Short problem » Write every record out again exactly, and keep images out of it.

— Begin Input rows —

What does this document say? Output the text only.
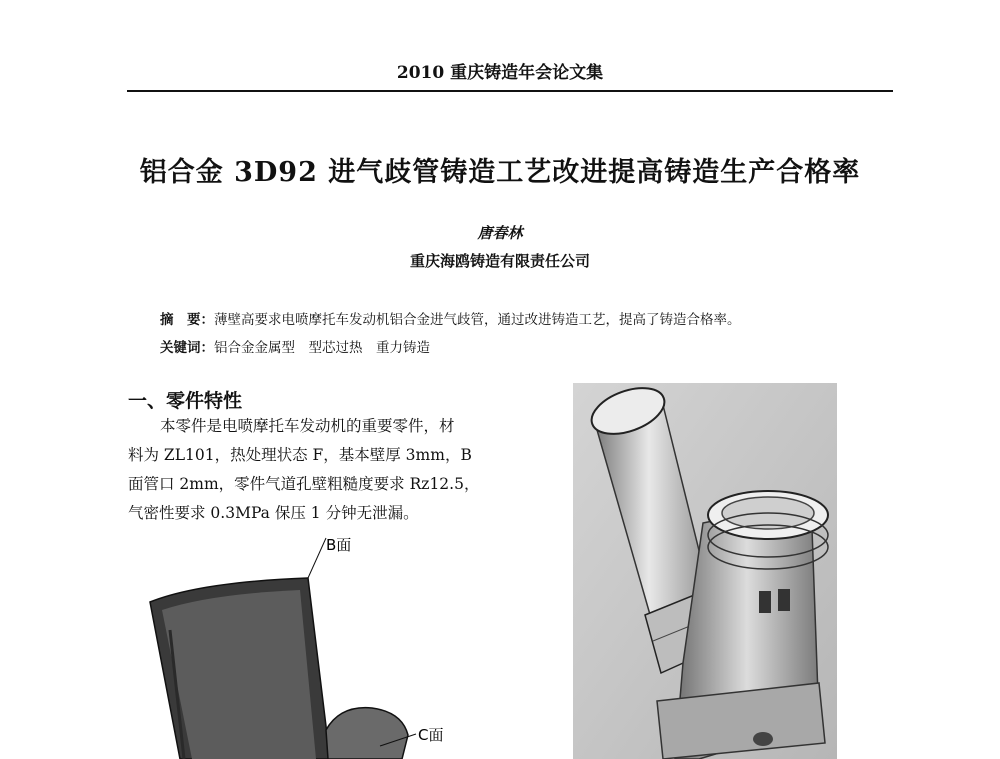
2010 重庆铸造年会论文集
铝合金 3D92 进气歧管铸造工艺改进提高铸造生产合格率
唐春林
重庆海鸥铸造有限责任公司
摘　要：薄壁高要求电喷摩托车发动机铝合金进气歧管，通过改进铸造工艺，提高了铸造合格率。
关键词：铝合金金属型　型芯过热　重力铸造
一、零件特性

本零件是电喷摩托车发动机的重要零件，材

料为 ZL101，热处理状态 F，基本壁厚 3mm，B

面管口 2mm，零件气道孔壁粗糙度要求 Rz12.5，

气密性要求 0.3MPa 保压 1 分钟无泄漏。

B面
C面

— End Input rows —

Written answer »
What does this document say? Output the text only.
2010 重庆铸造年会论文集
铝合金 3D92 进气歧管铸造工艺改进提高铸造生产合格率
唐春林
重庆海鸥铸造有限责任公司
摘　要：薄壁高要求电喷摩托车发动机铝合金进气歧管，通过改进铸造工艺，提高了铸造合格率。
关键词：铝合金金属型　型芯过热　重力铸造
一、零件特性

本零件是电喷摩托车发动机的重要零件，材

料为 ZL101，热处理状态 F，基本壁厚 3mm，B

面管口 2mm，零件气道孔壁粗糙度要求 Rz12.5，

气密性要求 0.3MPa 保压 1 分钟无泄漏。

B面
C面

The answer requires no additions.